---------- Rows ----------

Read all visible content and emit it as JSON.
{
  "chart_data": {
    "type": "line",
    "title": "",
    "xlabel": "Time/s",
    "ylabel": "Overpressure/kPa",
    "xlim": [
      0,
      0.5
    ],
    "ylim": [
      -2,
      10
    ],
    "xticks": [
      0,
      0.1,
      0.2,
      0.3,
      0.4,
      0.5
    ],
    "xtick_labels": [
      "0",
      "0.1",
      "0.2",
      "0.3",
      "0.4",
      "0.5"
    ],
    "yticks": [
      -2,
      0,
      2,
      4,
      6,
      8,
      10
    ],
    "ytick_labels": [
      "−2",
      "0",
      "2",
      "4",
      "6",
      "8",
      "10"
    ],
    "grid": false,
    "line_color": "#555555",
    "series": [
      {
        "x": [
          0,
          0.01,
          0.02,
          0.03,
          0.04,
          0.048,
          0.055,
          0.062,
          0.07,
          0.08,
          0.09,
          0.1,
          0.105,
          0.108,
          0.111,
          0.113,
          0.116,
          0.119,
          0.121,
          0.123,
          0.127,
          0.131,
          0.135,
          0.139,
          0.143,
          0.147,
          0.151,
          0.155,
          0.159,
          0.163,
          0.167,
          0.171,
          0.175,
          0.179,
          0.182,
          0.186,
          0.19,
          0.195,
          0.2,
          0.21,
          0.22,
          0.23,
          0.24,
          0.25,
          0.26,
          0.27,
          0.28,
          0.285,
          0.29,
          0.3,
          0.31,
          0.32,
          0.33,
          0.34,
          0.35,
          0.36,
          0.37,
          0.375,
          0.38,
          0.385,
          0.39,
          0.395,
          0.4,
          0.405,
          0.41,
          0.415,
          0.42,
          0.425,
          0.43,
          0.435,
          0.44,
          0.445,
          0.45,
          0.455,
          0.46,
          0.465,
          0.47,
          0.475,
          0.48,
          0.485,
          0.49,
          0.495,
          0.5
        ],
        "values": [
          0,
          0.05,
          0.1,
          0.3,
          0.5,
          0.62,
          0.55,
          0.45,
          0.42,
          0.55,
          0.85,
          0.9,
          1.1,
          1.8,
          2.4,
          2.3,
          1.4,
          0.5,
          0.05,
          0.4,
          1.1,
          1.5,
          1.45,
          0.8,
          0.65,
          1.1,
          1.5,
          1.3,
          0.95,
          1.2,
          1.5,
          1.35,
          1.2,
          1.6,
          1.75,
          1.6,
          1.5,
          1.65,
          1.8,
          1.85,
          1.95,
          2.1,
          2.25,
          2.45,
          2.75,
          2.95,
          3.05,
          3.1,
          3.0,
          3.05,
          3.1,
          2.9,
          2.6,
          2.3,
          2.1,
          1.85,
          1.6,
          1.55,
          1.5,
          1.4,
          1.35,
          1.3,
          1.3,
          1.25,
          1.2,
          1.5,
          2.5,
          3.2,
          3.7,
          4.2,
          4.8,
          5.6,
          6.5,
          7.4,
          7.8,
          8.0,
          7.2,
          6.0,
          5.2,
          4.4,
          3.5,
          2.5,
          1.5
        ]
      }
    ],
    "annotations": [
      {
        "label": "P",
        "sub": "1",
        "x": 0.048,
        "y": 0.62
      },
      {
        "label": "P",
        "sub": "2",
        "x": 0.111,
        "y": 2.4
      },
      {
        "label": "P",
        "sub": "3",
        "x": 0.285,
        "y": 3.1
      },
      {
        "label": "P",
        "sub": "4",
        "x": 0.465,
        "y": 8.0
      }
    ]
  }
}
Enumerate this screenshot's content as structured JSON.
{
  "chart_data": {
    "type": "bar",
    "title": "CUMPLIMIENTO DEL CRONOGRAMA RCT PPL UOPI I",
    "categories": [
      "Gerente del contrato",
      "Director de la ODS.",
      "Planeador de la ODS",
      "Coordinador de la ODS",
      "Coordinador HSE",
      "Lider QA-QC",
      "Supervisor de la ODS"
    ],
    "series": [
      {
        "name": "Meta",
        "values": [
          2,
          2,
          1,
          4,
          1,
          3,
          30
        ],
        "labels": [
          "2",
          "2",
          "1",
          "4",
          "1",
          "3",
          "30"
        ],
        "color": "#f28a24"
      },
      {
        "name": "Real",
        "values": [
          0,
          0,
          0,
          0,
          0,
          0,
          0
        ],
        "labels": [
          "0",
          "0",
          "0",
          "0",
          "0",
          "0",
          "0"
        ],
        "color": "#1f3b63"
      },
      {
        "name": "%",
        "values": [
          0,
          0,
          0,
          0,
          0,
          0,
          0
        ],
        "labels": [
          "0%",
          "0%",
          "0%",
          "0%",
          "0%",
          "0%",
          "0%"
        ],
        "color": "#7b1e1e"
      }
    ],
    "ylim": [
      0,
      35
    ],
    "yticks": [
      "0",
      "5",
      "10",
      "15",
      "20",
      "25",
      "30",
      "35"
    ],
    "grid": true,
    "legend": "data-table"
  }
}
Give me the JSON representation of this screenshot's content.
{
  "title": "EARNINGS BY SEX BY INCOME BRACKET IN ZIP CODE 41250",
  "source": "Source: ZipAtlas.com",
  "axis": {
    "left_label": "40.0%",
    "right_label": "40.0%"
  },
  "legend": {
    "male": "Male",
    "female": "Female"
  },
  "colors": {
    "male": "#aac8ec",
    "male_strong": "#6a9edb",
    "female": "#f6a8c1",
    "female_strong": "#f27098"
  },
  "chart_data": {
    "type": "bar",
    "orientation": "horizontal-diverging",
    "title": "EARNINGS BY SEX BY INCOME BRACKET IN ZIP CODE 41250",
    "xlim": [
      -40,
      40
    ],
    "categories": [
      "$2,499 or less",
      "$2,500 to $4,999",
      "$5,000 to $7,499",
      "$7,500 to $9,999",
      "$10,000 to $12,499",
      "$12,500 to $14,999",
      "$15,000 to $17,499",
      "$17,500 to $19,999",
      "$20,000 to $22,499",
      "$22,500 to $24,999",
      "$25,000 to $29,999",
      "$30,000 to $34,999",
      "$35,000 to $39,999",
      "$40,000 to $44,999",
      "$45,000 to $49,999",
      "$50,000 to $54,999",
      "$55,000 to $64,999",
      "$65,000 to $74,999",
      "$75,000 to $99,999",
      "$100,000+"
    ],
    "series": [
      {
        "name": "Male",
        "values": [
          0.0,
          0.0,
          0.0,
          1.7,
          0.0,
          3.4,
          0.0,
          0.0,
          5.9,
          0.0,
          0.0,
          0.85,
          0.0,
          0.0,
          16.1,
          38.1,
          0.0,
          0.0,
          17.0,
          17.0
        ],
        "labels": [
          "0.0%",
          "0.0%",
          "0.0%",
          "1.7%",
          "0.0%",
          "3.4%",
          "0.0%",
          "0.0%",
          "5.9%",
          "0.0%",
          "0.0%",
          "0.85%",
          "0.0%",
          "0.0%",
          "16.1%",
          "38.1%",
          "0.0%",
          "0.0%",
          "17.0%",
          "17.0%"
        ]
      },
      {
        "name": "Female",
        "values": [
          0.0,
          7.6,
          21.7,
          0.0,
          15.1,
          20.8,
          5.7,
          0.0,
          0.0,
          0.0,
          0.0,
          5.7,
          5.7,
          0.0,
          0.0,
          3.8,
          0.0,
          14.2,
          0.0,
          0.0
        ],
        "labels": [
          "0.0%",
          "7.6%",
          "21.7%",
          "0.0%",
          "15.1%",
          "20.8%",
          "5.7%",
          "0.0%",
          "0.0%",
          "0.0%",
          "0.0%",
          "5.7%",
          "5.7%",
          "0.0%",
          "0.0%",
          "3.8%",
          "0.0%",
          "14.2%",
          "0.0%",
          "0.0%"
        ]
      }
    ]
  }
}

----------

- **Exercise goal**
The whole listing above needs to be written out again exactly.

- **Answer to this task**
Read all visible content and emit it as JSON.
{
  "chart_data": {
    "type": "line",
    "title": "",
    "xlabel": "Time/s",
    "ylabel": "Overpressure/kPa",
    "xlim": [
      0,
      0.5
    ],
    "ylim": [
      -2,
      10
    ],
    "xticks": [
      0,
      0.1,
      0.2,
      0.3,
      0.4,
      0.5
    ],
    "xtick_labels": [
      "0",
      "0.1",
      "0.2",
      "0.3",
      "0.4",
      "0.5"
    ],
    "yticks": [
      -2,
      0,
      2,
      4,
      6,
      8,
      10
    ],
    "ytick_labels": [
      "−2",
      "0",
      "2",
      "4",
      "6",
      "8",
      "10"
    ],
    "grid": false,
    "line_color": "#555555",
    "series": [
      {
        "x": [
          0,
          0.01,
          0.02,
          0.03,
          0.04,
          0.048,
          0.055,
          0.062,
          0.07,
          0.08,
          0.09,
          0.1,
          0.105,
          0.108,
          0.111,
          0.113,
          0.116,
          0.119,
          0.121,
          0.123,
          0.127,
          0.131,
          0.135,
          0.139,
          0.143,
          0.147,
          0.151,
          0.155,
          0.159,
          0.163,
          0.167,
          0.171,
          0.175,
          0.179,
          0.182,
          0.186,
          0.19,
          0.195,
          0.2,
          0.21,
          0.22,
          0.23,
          0.24,
          0.25,
          0.26,
          0.27,
          0.28,
          0.285,
          0.29,
          0.3,
          0.31,
          0.32,
          0.33,
          0.34,
          0.35,
          0.36,
          0.37,
          0.375,
          0.38,
          0.385,
          0.39,
          0.395,
          0.4,
          0.405,
          0.41,
          0.415,
          0.42,
          0.425,
          0.43,
          0.435,
          0.44,
          0.445,
          0.45,
          0.455,
          0.46,
          0.465,
          0.47,
          0.475,
          0.48,
          0.485,
          0.49,
          0.495,
          0.5
        ],
        "values": [
          0,
          0.05,
          0.1,
          0.3,
          0.5,
          0.62,
          0.55,
          0.45,
          0.42,
          0.55,
          0.85,
          0.9,
          1.1,
          1.8,
          2.4,
          2.3,
          1.4,
          0.5,
          0.05,
          0.4,
          1.1,
          1.5,
          1.45,
          0.8,
          0.65,
          1.1,
          1.5,
          1.3,
          0.95,
          1.2,
          1.5,
          1.35,
          1.2,
          1.6,
          1.75,
          1.6,
          1.5,
          1.65,
          1.8,
          1.85,
          1.95,
          2.1,
          2.25,
          2.45,
          2.75,
          2.95,
          3.05,
          3.1,
          3.0,
          3.05,
          3.1,
          2.9,
          2.6,
          2.3,
          2.1,
          1.85,
          1.6,
          1.55,
          1.5,
          1.4,
          1.35,
          1.3,
          1.3,
          1.25,
          1.2,
          1.5,
          2.5,
          3.2,
          3.7,
          4.2,
          4.8,
          5.6,
          6.5,
          7.4,
          7.8,
          8.0,
          7.2,
          6.0,
          5.2,
          4.4,
          3.5,
          2.5,
          1.5
        ]
      }
    ],
    "annotations": [
      {
        "label": "P",
        "sub": "1",
        "x": 0.048,
        "y": 0.62
      },
      {
        "label": "P",
        "sub": "2",
        "x": 0.111,
        "y": 2.4
      },
      {
        "label": "P",
        "sub": "3",
        "x": 0.285,
        "y": 3.1
      },
      {
        "label": "P",
        "sub": "4",
        "x": 0.465,
        "y": 8.0
      }
    ]
  }
}
Enumerate this screenshot's content as structured JSON.
{
  "chart_data": {
    "type": "bar",
    "title": "CUMPLIMIENTO DEL CRONOGRAMA RCT PPL UOPI I",
    "categories": [
      "Gerente del contrato",
      "Director de la ODS.",
      "Planeador de la ODS",
      "Coordinador de la ODS",
      "Coordinador HSE",
      "Lider QA-QC",
      "Supervisor de la ODS"
    ],
    "series": [
      {
        "name": "Meta",
        "values": [
          2,
          2,
          1,
          4,
          1,
          3,
          30
        ],
        "labels": [
          "2",
          "2",
          "1",
          "4",
          "1",
          "3",
          "30"
        ],
        "color": "#f28a24"
      },
      {
        "name": "Real",
        "values": [
          0,
          0,
          0,
          0,
          0,
          0,
          0
        ],
        "labels": [
          "0",
          "0",
          "0",
          "0",
          "0",
          "0",
          "0"
        ],
        "color": "#1f3b63"
      },
      {
        "name": "%",
        "values": [
          0,
          0,
          0,
          0,
          0,
          0,
          0
        ],
        "labels": [
          "0%",
          "0%",
          "0%",
          "0%",
          "0%",
          "0%",
          "0%"
        ],
        "color": "#7b1e1e"
      }
    ],
    "ylim": [
      0,
      35
    ],
    "yticks": [
      "0",
      "5",
      "10",
      "15",
      "20",
      "25",
      "30",
      "35"
    ],
    "grid": true,
    "legend": "data-table"
  }
}
Give me the JSON representation of this screenshot's content.
{
  "title": "EARNINGS BY SEX BY INCOME BRACKET IN ZIP CODE 41250",
  "source": "Source: ZipAtlas.com",
  "axis": {
    "left_label": "40.0%",
    "right_label": "40.0%"
  },
  "legend": {
    "male": "Male",
    "female": "Female"
  },
  "colors": {
    "male": "#aac8ec",
    "male_strong": "#6a9edb",
    "female": "#f6a8c1",
    "female_strong": "#f27098"
  },
  "chart_data": {
    "type": "bar",
    "orientation": "horizontal-diverging",
    "title": "EARNINGS BY SEX BY INCOME BRACKET IN ZIP CODE 41250",
    "xlim": [
      -40,
      40
    ],
    "categories": [
      "$2,499 or less",
      "$2,500 to $4,999",
      "$5,000 to $7,499",
      "$7,500 to $9,999",
      "$10,000 to $12,499",
      "$12,500 to $14,999",
      "$15,000 to $17,499",
      "$17,500 to $19,999",
      "$20,000 to $22,499",
      "$22,500 to $24,999",
      "$25,000 to $29,999",
      "$30,000 to $34,999",
      "$35,000 to $39,999",
      "$40,000 to $44,999",
      "$45,000 to $49,999",
      "$50,000 to $54,999",
      "$55,000 to $64,999",
      "$65,000 to $74,999",
      "$75,000 to $99,999",
      "$100,000+"
    ],
    "series": [
      {
        "name": "Male",
        "values": [
          0.0,
          0.0,
          0.0,
          1.7,
          0.0,
          3.4,
          0.0,
          0.0,
          5.9,
          0.0,
          0.0,
          0.85,
          0.0,
          0.0,
          16.1,
          38.1,
          0.0,
          0.0,
          17.0,
          17.0
        ],
        "labels": [
          "0.0%",
          "0.0%",
          "0.0%",
          "1.7%",
          "0.0%",
          "3.4%",
          "0.0%",
          "0.0%",
          "5.9%",
          "0.0%",
          "0.0%",
          "0.85%",
          "0.0%",
          "0.0%",
          "16.1%",
          "38.1%",
          "0.0%",
          "0.0%",
          "17.0%",
          "17.0%"
        ]
      },
      {
        "name": "Female",
        "values": [
          0.0,
          7.6,
          21.7,
          0.0,
          15.1,
          20.8,
          5.7,
          0.0,
          0.0,
          0.0,
          0.0,
          5.7,
          5.7,
          0.0,
          0.0,
          3.8,
          0.0,
          14.2,
          0.0,
          0.0
        ],
        "labels": [
          "0.0%",
          "7.6%",
          "21.7%",
          "0.0%",
          "15.1%",
          "20.8%",
          "5.7%",
          "0.0%",
          "0.0%",
          "0.0%",
          "0.0%",
          "5.7%",
          "5.7%",
          "0.0%",
          "0.0%",
          "3.8%",
          "0.0%",
          "14.2%",
          "0.0%",
          "0.0%"
        ]
      }
    ]
  }
}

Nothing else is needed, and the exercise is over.